> WHAT THE EXERCISE ASKS: All lines featuring the string "Demo" are to be listed.

> MATERIAL:
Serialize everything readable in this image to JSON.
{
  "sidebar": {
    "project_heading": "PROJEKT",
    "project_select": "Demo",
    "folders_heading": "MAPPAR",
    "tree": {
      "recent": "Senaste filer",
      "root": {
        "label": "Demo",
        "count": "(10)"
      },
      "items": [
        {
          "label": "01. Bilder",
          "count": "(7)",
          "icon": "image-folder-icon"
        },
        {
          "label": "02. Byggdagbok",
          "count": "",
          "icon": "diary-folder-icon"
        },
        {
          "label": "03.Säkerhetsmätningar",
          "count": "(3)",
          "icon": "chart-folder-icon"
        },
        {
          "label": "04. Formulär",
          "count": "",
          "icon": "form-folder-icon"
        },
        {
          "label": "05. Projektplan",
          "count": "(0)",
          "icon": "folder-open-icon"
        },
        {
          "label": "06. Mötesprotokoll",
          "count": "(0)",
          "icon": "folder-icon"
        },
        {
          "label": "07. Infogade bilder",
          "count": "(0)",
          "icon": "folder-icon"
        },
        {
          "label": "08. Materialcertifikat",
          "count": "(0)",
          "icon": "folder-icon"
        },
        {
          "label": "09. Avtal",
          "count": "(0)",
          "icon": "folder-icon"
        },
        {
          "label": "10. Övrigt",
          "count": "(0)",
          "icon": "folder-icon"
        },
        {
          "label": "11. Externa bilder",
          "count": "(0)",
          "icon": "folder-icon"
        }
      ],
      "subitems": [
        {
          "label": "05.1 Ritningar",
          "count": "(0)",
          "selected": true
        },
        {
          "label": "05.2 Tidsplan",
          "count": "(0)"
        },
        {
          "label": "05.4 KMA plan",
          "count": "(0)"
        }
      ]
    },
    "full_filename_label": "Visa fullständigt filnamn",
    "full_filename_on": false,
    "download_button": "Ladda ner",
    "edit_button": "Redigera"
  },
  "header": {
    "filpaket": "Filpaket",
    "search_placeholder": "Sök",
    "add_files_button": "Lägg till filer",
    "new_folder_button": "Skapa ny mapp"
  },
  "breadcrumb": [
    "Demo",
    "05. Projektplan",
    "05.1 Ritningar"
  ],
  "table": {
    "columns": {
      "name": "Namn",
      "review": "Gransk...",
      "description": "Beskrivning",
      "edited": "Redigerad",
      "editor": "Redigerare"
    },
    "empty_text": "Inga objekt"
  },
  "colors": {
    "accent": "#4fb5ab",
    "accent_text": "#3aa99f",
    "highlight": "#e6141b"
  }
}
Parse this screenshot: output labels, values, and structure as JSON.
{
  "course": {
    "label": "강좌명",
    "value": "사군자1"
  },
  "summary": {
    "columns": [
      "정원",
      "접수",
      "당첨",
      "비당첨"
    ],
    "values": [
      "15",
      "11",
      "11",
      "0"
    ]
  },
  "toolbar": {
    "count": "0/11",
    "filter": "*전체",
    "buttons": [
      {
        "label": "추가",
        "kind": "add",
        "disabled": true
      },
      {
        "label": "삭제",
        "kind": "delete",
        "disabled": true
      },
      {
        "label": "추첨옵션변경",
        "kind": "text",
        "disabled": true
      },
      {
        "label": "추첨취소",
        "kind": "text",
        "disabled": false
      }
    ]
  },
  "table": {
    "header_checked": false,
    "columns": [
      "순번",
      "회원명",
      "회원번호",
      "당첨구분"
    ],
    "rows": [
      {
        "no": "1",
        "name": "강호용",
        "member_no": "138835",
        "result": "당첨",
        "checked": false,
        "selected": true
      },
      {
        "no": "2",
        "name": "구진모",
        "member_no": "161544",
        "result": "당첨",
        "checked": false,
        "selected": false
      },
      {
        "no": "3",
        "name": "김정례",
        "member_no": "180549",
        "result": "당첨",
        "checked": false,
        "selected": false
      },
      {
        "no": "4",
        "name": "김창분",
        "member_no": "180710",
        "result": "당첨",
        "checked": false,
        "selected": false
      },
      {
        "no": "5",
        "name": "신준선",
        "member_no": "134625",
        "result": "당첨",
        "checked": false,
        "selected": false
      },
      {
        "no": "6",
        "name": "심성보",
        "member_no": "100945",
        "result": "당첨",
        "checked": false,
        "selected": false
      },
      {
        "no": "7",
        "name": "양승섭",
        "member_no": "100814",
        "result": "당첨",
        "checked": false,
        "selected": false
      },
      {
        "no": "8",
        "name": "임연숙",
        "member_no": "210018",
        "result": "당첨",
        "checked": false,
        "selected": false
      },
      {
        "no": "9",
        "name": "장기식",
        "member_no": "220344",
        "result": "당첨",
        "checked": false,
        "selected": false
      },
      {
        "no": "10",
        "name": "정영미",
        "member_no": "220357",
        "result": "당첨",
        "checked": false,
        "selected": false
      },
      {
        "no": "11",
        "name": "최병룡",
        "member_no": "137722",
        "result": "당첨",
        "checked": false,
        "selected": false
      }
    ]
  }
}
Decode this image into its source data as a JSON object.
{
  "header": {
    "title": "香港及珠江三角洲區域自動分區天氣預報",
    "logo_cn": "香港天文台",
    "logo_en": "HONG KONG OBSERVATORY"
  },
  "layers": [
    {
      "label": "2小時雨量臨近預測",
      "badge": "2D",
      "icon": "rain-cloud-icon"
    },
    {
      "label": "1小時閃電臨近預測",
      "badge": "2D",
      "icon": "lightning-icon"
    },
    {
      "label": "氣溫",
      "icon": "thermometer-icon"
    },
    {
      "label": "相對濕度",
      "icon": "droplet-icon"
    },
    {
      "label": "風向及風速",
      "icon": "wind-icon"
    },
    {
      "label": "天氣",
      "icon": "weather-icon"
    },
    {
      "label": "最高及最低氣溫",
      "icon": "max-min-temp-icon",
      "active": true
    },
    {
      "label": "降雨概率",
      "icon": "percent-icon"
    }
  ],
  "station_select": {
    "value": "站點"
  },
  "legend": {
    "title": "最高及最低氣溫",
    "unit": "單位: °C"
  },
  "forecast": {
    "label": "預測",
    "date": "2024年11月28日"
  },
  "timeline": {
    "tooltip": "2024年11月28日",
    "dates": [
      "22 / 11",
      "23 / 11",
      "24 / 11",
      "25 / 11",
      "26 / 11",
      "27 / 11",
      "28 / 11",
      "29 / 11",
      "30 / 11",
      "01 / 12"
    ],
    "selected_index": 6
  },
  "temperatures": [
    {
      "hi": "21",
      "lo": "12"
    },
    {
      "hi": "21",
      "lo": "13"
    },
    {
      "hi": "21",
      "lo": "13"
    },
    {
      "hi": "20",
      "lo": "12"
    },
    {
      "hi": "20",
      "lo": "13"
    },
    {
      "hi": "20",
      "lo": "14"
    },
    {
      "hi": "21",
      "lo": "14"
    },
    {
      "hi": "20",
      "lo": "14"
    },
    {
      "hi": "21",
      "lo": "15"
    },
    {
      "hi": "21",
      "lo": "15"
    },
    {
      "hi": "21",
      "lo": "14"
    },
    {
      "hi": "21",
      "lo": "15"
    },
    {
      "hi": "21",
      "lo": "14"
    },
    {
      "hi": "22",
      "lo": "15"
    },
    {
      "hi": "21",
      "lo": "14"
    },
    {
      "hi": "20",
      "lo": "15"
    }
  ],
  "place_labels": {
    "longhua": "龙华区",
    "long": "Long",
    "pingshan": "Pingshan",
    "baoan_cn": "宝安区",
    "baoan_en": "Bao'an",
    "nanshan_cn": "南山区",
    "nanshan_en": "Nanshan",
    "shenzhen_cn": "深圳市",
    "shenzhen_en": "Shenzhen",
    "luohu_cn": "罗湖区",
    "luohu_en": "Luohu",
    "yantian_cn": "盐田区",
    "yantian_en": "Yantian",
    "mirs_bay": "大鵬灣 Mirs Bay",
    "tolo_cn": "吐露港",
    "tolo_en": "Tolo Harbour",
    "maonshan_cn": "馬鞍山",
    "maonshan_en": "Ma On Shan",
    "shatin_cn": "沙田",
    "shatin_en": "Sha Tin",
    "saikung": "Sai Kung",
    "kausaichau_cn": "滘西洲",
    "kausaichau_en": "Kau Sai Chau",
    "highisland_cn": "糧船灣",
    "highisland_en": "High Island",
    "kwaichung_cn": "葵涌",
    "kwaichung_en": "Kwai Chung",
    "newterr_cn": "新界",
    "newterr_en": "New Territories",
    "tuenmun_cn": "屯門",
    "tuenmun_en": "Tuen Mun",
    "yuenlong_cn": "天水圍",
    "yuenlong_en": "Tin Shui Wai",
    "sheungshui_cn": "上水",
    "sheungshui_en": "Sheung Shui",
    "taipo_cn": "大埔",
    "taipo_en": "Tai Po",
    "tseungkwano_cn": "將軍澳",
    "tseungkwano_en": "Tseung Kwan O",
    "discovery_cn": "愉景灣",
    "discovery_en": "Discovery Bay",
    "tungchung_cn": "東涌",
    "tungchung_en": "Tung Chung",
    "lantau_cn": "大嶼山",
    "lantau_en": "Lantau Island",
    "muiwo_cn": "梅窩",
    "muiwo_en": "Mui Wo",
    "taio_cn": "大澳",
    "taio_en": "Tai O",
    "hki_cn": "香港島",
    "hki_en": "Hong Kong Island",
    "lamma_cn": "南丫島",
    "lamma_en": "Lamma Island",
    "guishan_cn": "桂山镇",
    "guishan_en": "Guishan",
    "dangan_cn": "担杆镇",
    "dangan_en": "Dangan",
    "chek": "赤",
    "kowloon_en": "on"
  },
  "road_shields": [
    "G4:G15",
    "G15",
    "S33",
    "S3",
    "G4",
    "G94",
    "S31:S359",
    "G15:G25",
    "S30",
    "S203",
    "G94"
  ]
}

> EXERCISE SOLUTION:
    "project_select": "Demo",
        "label": "Demo",
    "Demo",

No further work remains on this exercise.